** Start Given data **

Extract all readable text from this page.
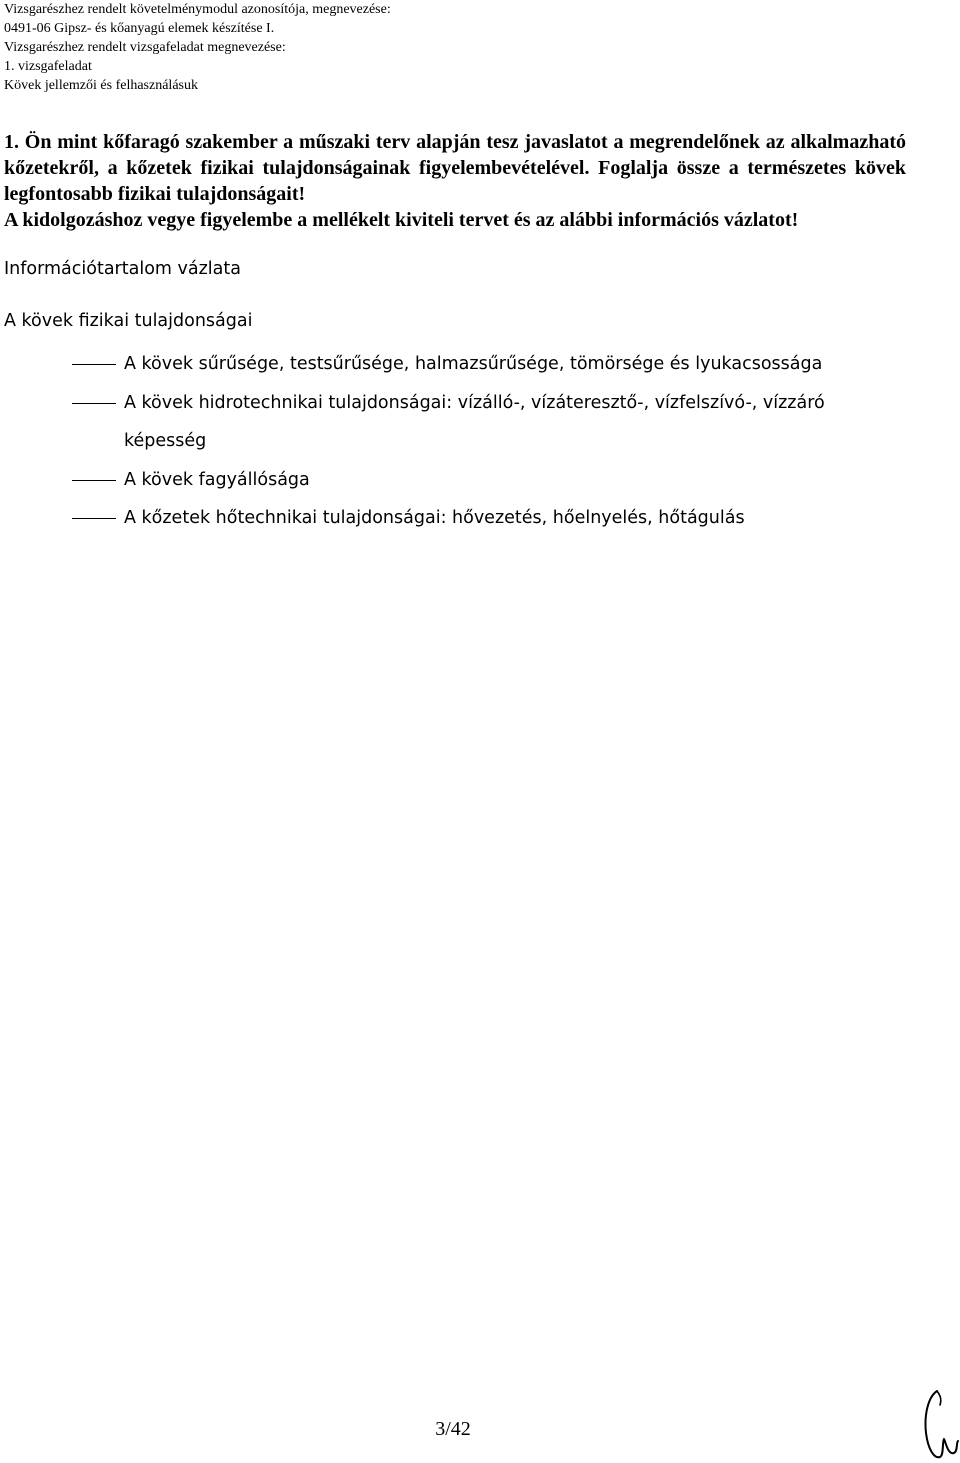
Vizsgarészhez rendelt követelménymodul azonosítója, megnevezése:
0491-06 Gipsz- és kőanyagú elemek készítése I.
Vizsgarészhez rendelt vizsgafeladat megnevezése:
1. vizsgafeladat
Kövek jellemzői és felhasználásuk
1. Ön mint kőfaragó szakember a műszaki terv alapján tesz javaslatot a megrendelőnek az alkalmazható kőzetekről, a kőzetek fizikai tulajdonságainak figyelembevételével. Foglalja össze a természetes kövek legfontosabb fizikai tulajdonságait!
A kidolgozáshoz vegye figyelembe a mellékelt kiviteli tervet és az alábbi információs vázlatot!
Információtartalom vázlata
A kövek fizikai tulajdonságai
A kövek sűrűsége, testsűrűsége, halmazsűrűsége, tömörsége és lyukacsossága
A kövek hidrotechnikai tulajdonságai: vízálló-, vízáteresztő-, vízfelszívó-, vízzáró képesség
A kövek fagyállósága
A kőzetek hőtechnikai tulajdonságai: hővezetés, hőelnyelés, hőtágulás
3/42
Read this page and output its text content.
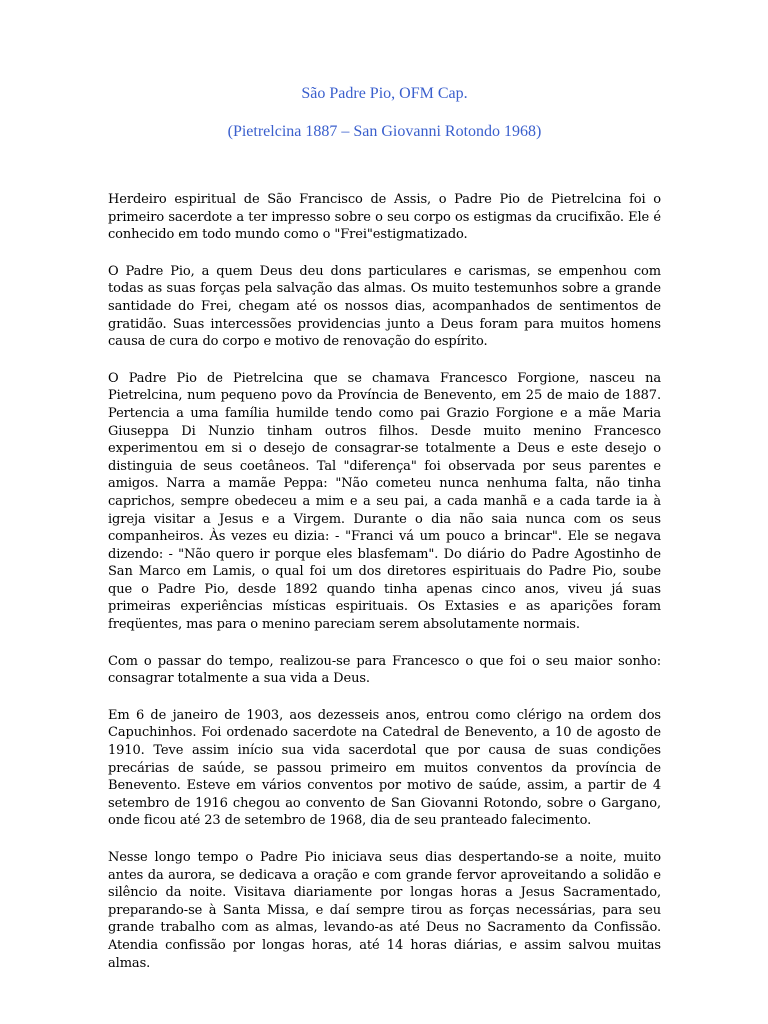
São Padre Pio, OFM Cap.

(Pietrelcina 1887 – San Giovanni Rotondo 1968)

Herdeiro espiritual de São Francisco de Assis, o Padre Pio de Pietrelcina foi o primeiro sacerdote a ter impresso sobre o seu corpo os estigmas da crucifixão. Ele é conhecido em todo mundo como o "Frei"estigmatizado.

O Padre Pio, a quem Deus deu dons particulares e carismas, se empenhou com todas as suas forças pela salvação das almas. Os muito testemunhos sobre a grande santidade do Frei, chegam até os nossos dias, acompanhados de sentimentos de gratidão. Suas intercessões providencias junto a Deus foram para muitos homens causa de cura do corpo e motivo de renovação do espírito.

O Padre Pio de Pietrelcina que se chamava Francesco Forgione, nasceu na Pietrelcina, num pequeno povo da Província de Benevento, em 25 de maio de 1887. Pertencia a uma família humilde tendo como pai Grazio Forgione e a mãe Maria Giuseppa Di Nunzio tinham outros filhos. Desde muito menino Francesco experimentou em si o desejo de consagrar-se totalmente a Deus e este desejo o distinguia de seus coetâneos. Tal "diferença" foi observada por seus parentes e amigos. Narra a mamãe Peppa: "Não cometeu nunca nenhuma falta, não tinha caprichos, sempre obedeceu a mim e a seu pai, a cada manhã e a cada tarde ia à igreja visitar a Jesus e a Virgem. Durante o dia não saia nunca com os seus companheiros. Às vezes eu dizia: - "Franci vá um pouco a brincar". Ele se negava dizendo: - "Não quero ir porque eles blasfemam". Do diário do Padre Agostinho de San Marco em Lamis, o qual foi um dos diretores espirituais do Padre Pio, soube que o Padre Pio, desde 1892 quando tinha apenas cinco anos, viveu já suas primeiras experiências místicas espirituais. Os Extasies e as aparições foram freqüentes, mas para o menino pareciam serem absolutamente normais.

Com o passar do tempo, realizou-se para Francesco o que foi o seu maior sonho: consagrar totalmente a sua vida a Deus.

Em 6 de janeiro de 1903, aos dezesseis anos, entrou como clérigo na ordem dos Capuchinhos. Foi ordenado sacerdote na Catedral de Benevento, a 10 de agosto de 1910. Teve assim início sua vida sacerdotal que por causa de suas condições precárias de saúde, se passou primeiro em muitos conventos da província de Benevento. Esteve em vários conventos por motivo de saúde, assim, a partir de 4 setembro de 1916 chegou ao convento de San Giovanni Rotondo, sobre o Gargano, onde ficou até 23 de setembro de 1968, dia de seu pranteado falecimento.

Nesse longo tempo o Padre Pio iniciava seus dias despertando-se a noite, muito antes da aurora, se dedicava a oração e com grande fervor aproveitando a solidão e silêncio da noite. Visitava diariamente por longas horas a Jesus Sacramentado, preparando-se à Santa Missa, e daí sempre tirou as forças necessárias, para seu grande trabalho com as almas, levando-as até Deus no Sacramento da Confissão. Atendia confissão por longas horas, até 14 horas diárias, e assim salvou muitas almas.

** End Given data **

*Set task*
Omit the pictures. Transcribe every record exactly.

*Answer to this task*
Extract all readable text from this page.
Vizsgarészhez rendelt követelménymodul azonosítója, megnevezése:
0491-06 Gipsz- és kőanyagú elemek készítése I.
Vizsgarészhez rendelt vizsgafeladat megnevezése:
1. vizsgafeladat
Kövek jellemzői és felhasználásuk
1. Ön mint kőfaragó szakember a műszaki terv alapján tesz javaslatot a megrendelőnek az alkalmazható kőzetekről, a kőzetek fizikai tulajdonságainak figyelembevételével. Foglalja össze a természetes kövek legfontosabb fizikai tulajdonságait!
A kidolgozáshoz vegye figyelembe a mellékelt kiviteli tervet és az alábbi információs vázlatot!
Információtartalom vázlata
A kövek fizikai tulajdonságai
A kövek sűrűsége, testsűrűsége, halmazsűrűsége, tömörsége és lyukacsossága
A kövek hidrotechnikai tulajdonságai: vízálló-, vízáteresztő-, vízfelszívó-, vízzáró képesség
A kövek fagyállósága
A kőzetek hőtechnikai tulajdonságai: hővezetés, hőelnyelés, hőtágulás
3/42
Read this page and output its text content.
São Padre Pio, OFM Cap.

(Pietrelcina 1887 – San Giovanni Rotondo 1968)

Herdeiro espiritual de São Francisco de Assis, o Padre Pio de Pietrelcina foi o primeiro sacerdote a ter impresso sobre o seu corpo os estigmas da crucifixão. Ele é conhecido em todo mundo como o "Frei"estigmatizado.

O Padre Pio, a quem Deus deu dons particulares e carismas, se empenhou com todas as suas forças pela salvação das almas. Os muito testemunhos sobre a grande santidade do Frei, chegam até os nossos dias, acompanhados de sentimentos de gratidão. Suas intercessões providencias junto a Deus foram para muitos homens causa de cura do corpo e motivo de renovação do espírito.

O Padre Pio de Pietrelcina que se chamava Francesco Forgione, nasceu na Pietrelcina, num pequeno povo da Província de Benevento, em 25 de maio de 1887. Pertencia a uma família humilde tendo como pai Grazio Forgione e a mãe Maria Giuseppa Di Nunzio tinham outros filhos. Desde muito menino Francesco experimentou em si o desejo de consagrar-se totalmente a Deus e este desejo o distinguia de seus coetâneos. Tal "diferença" foi observada por seus parentes e amigos. Narra a mamãe Peppa: "Não cometeu nunca nenhuma falta, não tinha caprichos, sempre obedeceu a mim e a seu pai, a cada manhã e a cada tarde ia à igreja visitar a Jesus e a Virgem. Durante o dia não saia nunca com os seus companheiros. Às vezes eu dizia: - "Franci vá um pouco a brincar". Ele se negava dizendo: - "Não quero ir porque eles blasfemam". Do diário do Padre Agostinho de San Marco em Lamis, o qual foi um dos diretores espirituais do Padre Pio, soube que o Padre Pio, desde 1892 quando tinha apenas cinco anos, viveu já suas primeiras experiências místicas espirituais. Os Extasies e as aparições foram freqüentes, mas para o menino pareciam serem absolutamente normais.

Com o passar do tempo, realizou-se para Francesco o que foi o seu maior sonho: consagrar totalmente a sua vida a Deus.

Em 6 de janeiro de 1903, aos dezesseis anos, entrou como clérigo na ordem dos Capuchinhos. Foi ordenado sacerdote na Catedral de Benevento, a 10 de agosto de 1910. Teve assim início sua vida sacerdotal que por causa de suas condições precárias de saúde, se passou primeiro em muitos conventos da província de Benevento. Esteve em vários conventos por motivo de saúde, assim, a partir de 4 setembro de 1916 chegou ao convento de San Giovanni Rotondo, sobre o Gargano, onde ficou até 23 de setembro de 1968, dia de seu pranteado falecimento.

Nesse longo tempo o Padre Pio iniciava seus dias despertando-se a noite, muito antes da aurora, se dedicava a oração e com grande fervor aproveitando a solidão e silêncio da noite. Visitava diariamente por longas horas a Jesus Sacramentado, preparando-se à Santa Missa, e daí sempre tirou as forças necessárias, para seu grande trabalho com as almas, levando-as até Deus no Sacramento da Confissão. Atendia confissão por longas horas, até 14 horas diárias, e assim salvou muitas almas.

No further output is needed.